-- Start of Source material --
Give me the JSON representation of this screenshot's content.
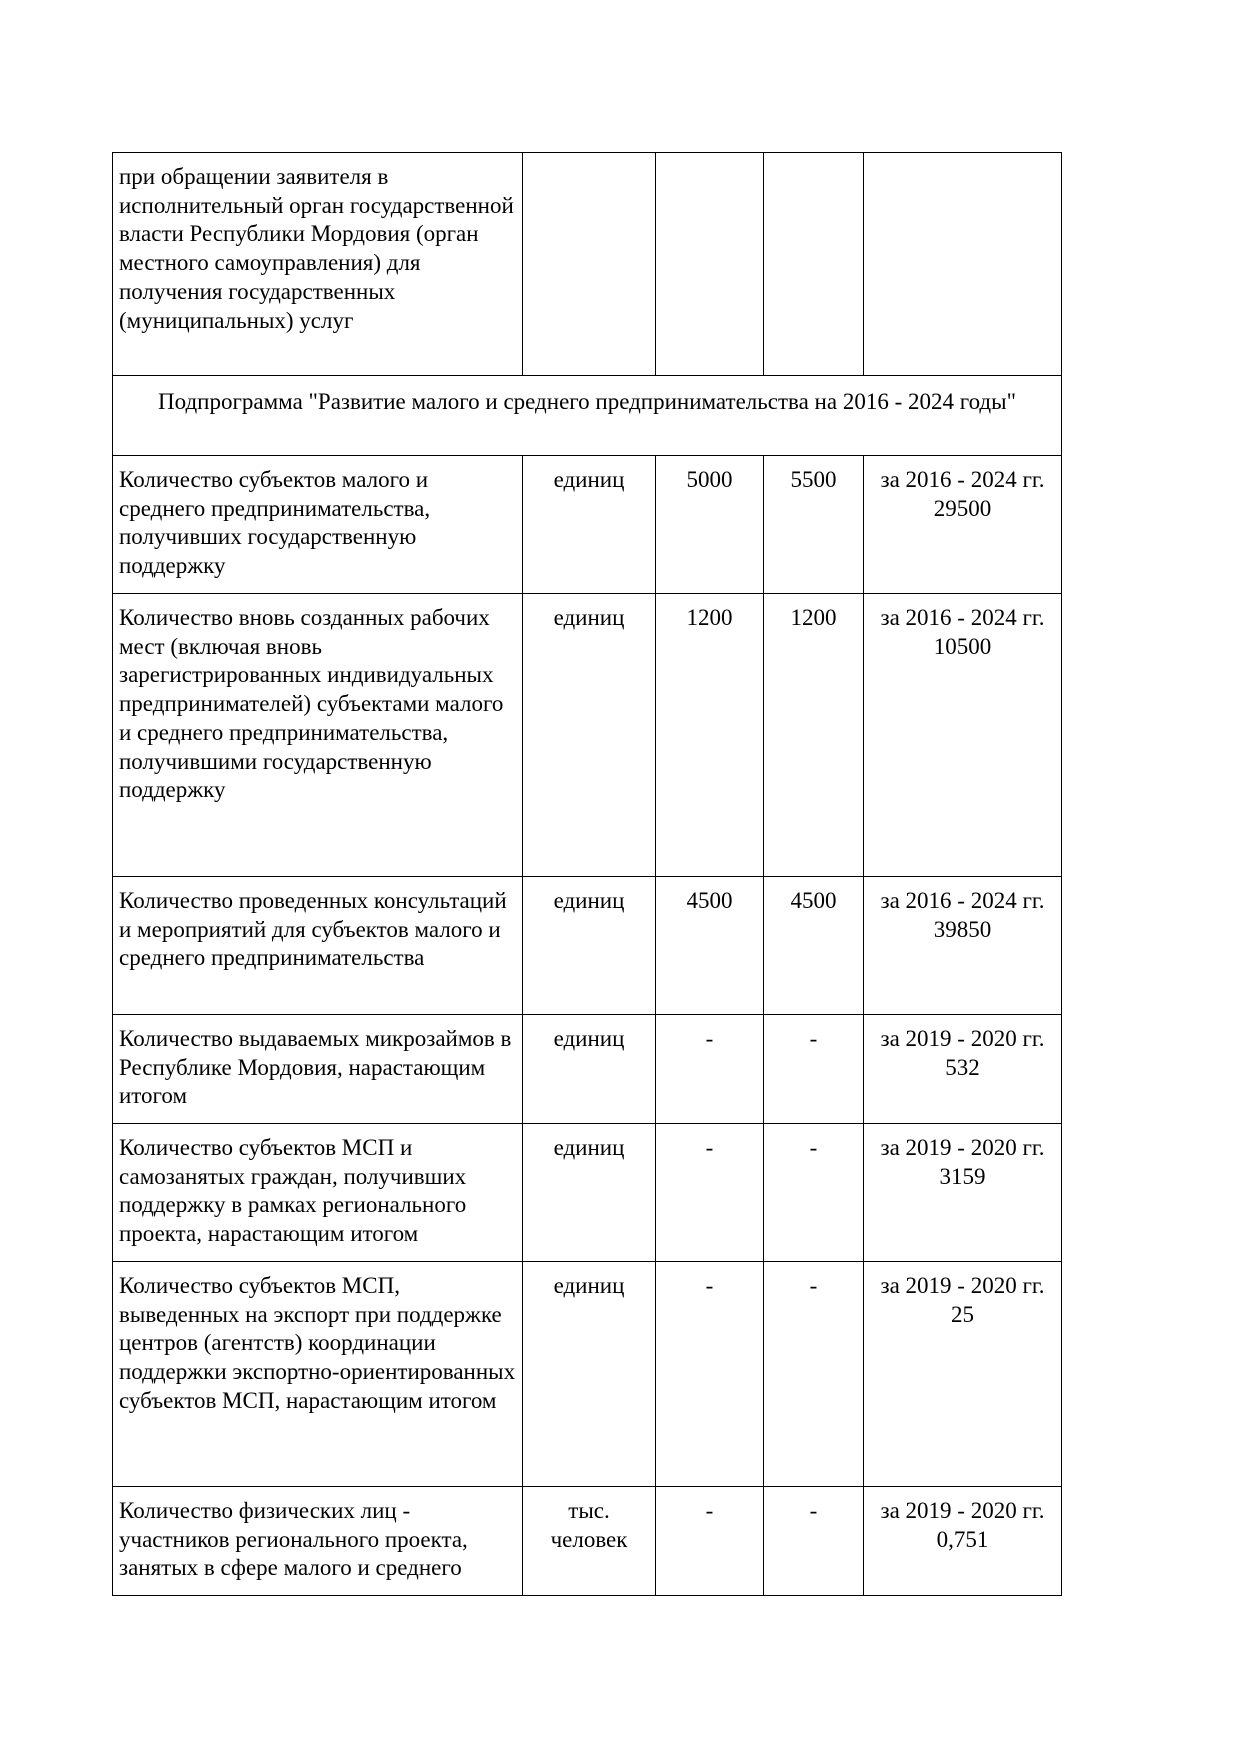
{
  "table": {
    "continuation_row": {
      "name": "при обращении заявителя в исполнительный орган государственной власти Республики Мордовия (орган местного самоуправления) для получения государственных (муниципальных) услуг",
      "unit": "",
      "v1": "",
      "v2": "",
      "total": ""
    },
    "section_title": "Подпрограмма \"Развитие малого и среднего предпринимательства на 2016 - 2024 годы\"",
    "rows": [
      {
        "name": "Количество субъектов малого и среднего предпринимательства, получивших государственную поддержку",
        "unit": "единиц",
        "v1": "5000",
        "v2": "5500",
        "period": "за 2016 - 2024 гг.",
        "total": "29500"
      },
      {
        "name": "Количество вновь созданных рабочих мест (включая вновь зарегистрированных индивидуальных предпринимателей) субъектами малого и среднего предпринимательства, получившими государственную поддержку",
        "unit": "единиц",
        "v1": "1200",
        "v2": "1200",
        "period": "за 2016 - 2024 гг.",
        "total": "10500"
      },
      {
        "name": "Количество проведенных консультаций и мероприятий для субъектов малого и среднего предпринимательства",
        "unit": "единиц",
        "v1": "4500",
        "v2": "4500",
        "period": "за 2016 - 2024 гг.",
        "total": "39850"
      },
      {
        "name": "Количество выдаваемых микрозаймов в Республике Мордовия, нарастающим итогом",
        "unit": "единиц",
        "v1": "-",
        "v2": "-",
        "period": "за 2019 - 2020 гг.",
        "total": "532"
      },
      {
        "name": "Количество субъектов МСП и самозанятых граждан, получивших поддержку в рамках регионального проекта, нарастающим итогом",
        "unit": "единиц",
        "v1": "-",
        "v2": "-",
        "period": "за 2019 - 2020 гг.",
        "total": "3159"
      },
      {
        "name": "Количество субъектов МСП, выведенных на экспорт при поддержке центров (агентств) координации поддержки экспортно-ориентированных субъектов МСП, нарастающим итогом",
        "unit": "единиц",
        "v1": "-",
        "v2": "-",
        "period": "за 2019 - 2020 гг.",
        "total": "25"
      },
      {
        "name": "Количество физических лиц - участников регионального проекта, занятых в сфере малого и среднего",
        "unit": "тыс. человек",
        "v1": "-",
        "v2": "-",
        "period": "за 2019 - 2020 гг.",
        "total": "0,751"
      }
    ]
  }
}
-- End of Source material --
Work through the records above line by line and count those that hold the string "среднего". Give only the result.

**Reply to the task**
5